* [Required work] Each record below must be returned exactly as shown.

- - -

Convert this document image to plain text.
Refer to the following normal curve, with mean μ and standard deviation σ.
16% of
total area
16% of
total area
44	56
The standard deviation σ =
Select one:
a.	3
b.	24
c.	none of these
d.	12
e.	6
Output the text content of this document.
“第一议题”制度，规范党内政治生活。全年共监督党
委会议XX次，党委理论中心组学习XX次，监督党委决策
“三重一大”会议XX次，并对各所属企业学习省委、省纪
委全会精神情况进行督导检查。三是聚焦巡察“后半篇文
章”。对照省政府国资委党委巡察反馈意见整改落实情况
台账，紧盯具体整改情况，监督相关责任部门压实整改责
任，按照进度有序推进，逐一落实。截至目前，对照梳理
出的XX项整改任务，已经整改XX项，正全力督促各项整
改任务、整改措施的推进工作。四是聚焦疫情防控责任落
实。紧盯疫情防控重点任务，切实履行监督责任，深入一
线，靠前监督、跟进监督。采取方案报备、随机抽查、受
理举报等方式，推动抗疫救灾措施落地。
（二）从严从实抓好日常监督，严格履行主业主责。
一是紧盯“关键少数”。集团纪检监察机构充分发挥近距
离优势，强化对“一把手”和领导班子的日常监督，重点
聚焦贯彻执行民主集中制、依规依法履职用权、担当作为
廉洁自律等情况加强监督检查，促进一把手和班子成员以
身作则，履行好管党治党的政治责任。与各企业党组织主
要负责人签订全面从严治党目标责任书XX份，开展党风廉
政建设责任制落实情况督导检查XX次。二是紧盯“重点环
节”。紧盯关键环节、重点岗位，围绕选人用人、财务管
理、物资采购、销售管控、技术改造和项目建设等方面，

- - -

* [Exercise result]
Convert this document image to plain text.
Refer to the following normal curve, with mean μ and standard deviation σ.
16% of
total area
16% of
total area
44	56
The standard deviation σ =
Select one:
a.	3
b.	24
c.	none of these
d.	12
e.	6
Output the text content of this document.
“第一议题”制度，规范党内政治生活。全年共监督党
委会议XX次，党委理论中心组学习XX次，监督党委决策
“三重一大”会议XX次，并对各所属企业学习省委、省纪
委全会精神情况进行督导检查。三是聚焦巡察“后半篇文
章”。对照省政府国资委党委巡察反馈意见整改落实情况
台账，紧盯具体整改情况，监督相关责任部门压实整改责
任，按照进度有序推进，逐一落实。截至目前，对照梳理
出的XX项整改任务，已经整改XX项，正全力督促各项整
改任务、整改措施的推进工作。四是聚焦疫情防控责任落
实。紧盯疫情防控重点任务，切实履行监督责任，深入一
线，靠前监督、跟进监督。采取方案报备、随机抽查、受
理举报等方式，推动抗疫救灾措施落地。
（二）从严从实抓好日常监督，严格履行主业主责。
一是紧盯“关键少数”。集团纪检监察机构充分发挥近距
离优势，强化对“一把手”和领导班子的日常监督，重点
聚焦贯彻执行民主集中制、依规依法履职用权、担当作为
廉洁自律等情况加强监督检查，促进一把手和班子成员以
身作则，履行好管党治党的政治责任。与各企业党组织主
要负责人签订全面从严治党目标责任书XX份，开展党风廉
政建设责任制落实情况督导检查XX次。二是紧盯“重点环
节”。紧盯关键环节、重点岗位，围绕选人用人、财务管
理、物资采购、销售管控、技术改造和项目建设等方面，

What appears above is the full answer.